## start

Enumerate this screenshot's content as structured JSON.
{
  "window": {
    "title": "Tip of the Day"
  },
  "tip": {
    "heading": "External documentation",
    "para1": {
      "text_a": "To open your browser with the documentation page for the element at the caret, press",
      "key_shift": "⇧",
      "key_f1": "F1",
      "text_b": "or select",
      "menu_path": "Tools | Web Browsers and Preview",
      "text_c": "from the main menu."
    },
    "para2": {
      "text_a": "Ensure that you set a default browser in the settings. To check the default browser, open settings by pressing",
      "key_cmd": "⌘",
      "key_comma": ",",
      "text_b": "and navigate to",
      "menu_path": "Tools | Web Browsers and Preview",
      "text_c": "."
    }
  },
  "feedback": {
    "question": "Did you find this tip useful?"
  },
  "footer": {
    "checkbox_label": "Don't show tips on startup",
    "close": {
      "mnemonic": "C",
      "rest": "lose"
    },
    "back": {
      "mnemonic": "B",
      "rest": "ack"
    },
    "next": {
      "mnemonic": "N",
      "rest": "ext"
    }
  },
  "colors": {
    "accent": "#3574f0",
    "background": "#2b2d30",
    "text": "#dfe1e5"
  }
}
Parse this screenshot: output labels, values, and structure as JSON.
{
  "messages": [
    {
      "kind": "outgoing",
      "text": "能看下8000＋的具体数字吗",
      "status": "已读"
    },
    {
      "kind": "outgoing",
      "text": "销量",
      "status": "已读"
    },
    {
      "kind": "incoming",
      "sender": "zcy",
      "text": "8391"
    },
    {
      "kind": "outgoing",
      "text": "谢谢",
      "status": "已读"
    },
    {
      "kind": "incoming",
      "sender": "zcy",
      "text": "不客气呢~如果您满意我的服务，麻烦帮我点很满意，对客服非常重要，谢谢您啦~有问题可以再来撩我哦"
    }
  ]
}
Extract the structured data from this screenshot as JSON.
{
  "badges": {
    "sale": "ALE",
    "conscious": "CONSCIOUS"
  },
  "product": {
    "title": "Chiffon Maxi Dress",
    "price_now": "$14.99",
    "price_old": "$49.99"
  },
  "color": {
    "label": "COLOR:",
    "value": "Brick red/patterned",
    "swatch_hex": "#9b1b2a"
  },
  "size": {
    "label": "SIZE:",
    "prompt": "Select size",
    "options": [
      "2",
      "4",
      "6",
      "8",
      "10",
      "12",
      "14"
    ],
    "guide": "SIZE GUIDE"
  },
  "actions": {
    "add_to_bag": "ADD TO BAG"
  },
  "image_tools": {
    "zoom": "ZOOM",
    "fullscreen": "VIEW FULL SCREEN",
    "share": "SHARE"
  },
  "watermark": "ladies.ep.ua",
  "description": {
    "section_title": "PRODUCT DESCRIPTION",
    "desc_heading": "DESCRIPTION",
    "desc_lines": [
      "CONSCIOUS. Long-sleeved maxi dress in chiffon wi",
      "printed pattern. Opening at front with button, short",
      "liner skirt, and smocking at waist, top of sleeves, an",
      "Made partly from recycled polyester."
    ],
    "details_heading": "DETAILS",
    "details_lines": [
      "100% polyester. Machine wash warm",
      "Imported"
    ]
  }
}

## end

PROBLEM REQUIREMENTS.
Go through the listing above and pull out each line containing the word "with".

WORKED SOLUTION.
      "text_a": "To open your browser with the documentation page for the element at the caret, press",
      "printed pattern. Opening at front with button, short",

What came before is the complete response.